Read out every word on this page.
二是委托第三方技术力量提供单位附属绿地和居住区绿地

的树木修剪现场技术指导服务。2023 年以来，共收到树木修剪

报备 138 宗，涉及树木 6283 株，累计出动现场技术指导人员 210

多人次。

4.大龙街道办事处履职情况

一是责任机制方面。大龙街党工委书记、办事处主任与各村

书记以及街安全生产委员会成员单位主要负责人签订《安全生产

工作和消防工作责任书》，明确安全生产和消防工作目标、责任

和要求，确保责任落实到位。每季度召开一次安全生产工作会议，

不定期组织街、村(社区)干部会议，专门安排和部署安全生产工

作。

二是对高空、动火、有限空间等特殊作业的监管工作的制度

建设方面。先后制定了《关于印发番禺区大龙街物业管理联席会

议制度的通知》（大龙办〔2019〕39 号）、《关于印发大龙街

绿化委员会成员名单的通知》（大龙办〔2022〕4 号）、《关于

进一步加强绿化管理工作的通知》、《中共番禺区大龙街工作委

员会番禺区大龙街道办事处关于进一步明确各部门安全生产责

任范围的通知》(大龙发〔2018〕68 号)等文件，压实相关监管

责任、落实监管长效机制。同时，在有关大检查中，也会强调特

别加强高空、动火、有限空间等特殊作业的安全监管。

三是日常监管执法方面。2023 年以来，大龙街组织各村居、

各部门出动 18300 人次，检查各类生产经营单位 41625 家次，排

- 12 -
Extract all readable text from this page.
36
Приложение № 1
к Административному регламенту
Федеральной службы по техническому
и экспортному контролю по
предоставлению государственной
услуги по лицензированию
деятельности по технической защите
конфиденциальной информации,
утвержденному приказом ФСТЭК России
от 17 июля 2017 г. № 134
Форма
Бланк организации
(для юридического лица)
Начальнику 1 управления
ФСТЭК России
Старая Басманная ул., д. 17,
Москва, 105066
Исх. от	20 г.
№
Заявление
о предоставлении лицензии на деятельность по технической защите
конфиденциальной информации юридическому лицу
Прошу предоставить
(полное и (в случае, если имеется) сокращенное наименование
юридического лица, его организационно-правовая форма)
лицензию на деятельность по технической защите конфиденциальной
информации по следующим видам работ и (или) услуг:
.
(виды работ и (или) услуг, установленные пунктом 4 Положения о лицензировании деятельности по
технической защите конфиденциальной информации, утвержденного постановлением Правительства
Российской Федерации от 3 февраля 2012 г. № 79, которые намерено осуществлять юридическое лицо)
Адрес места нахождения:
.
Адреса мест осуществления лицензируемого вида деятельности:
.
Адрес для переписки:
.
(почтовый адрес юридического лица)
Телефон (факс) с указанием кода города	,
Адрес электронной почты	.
-=-=-
### Directions
Find "Extract all readable text from this page." in the data above, then repeat that line and all lines after it exactly, ending with the final line.

### Written answer
Extract all readable text from this page.
36
Приложение № 1
к Административному регламенту
Федеральной службы по техническому
и экспортному контролю по
предоставлению государственной
услуги по лицензированию
деятельности по технической защите
конфиденциальной информации,
утвержденному приказом ФСТЭК России
от 17 июля 2017 г. № 134
Форма
Бланк организации
(для юридического лица)
Начальнику 1 управления
ФСТЭК России
Старая Басманная ул., д. 17,
Москва, 105066
Исх. от	20 г.
№
Заявление
о предоставлении лицензии на деятельность по технической защите
конфиденциальной информации юридическому лицу
Прошу предоставить
(полное и (в случае, если имеется) сокращенное наименование
юридического лица, его организационно-правовая форма)
лицензию на деятельность по технической защите конфиденциальной
информации по следующим видам работ и (или) услуг:
.
(виды работ и (или) услуг, установленные пунктом 4 Положения о лицензировании деятельности по
технической защите конфиденциальной информации, утвержденного постановлением Правительства
Российской Федерации от 3 февраля 2012 г. № 79, которые намерено осуществлять юридическое лицо)
Адрес места нахождения:
.
Адреса мест осуществления лицензируемого вида деятельности:
.
Адрес для переписки:
.
(почтовый адрес юридического лица)
Телефон (факс) с указанием кода города	,
Адрес электронной почты	.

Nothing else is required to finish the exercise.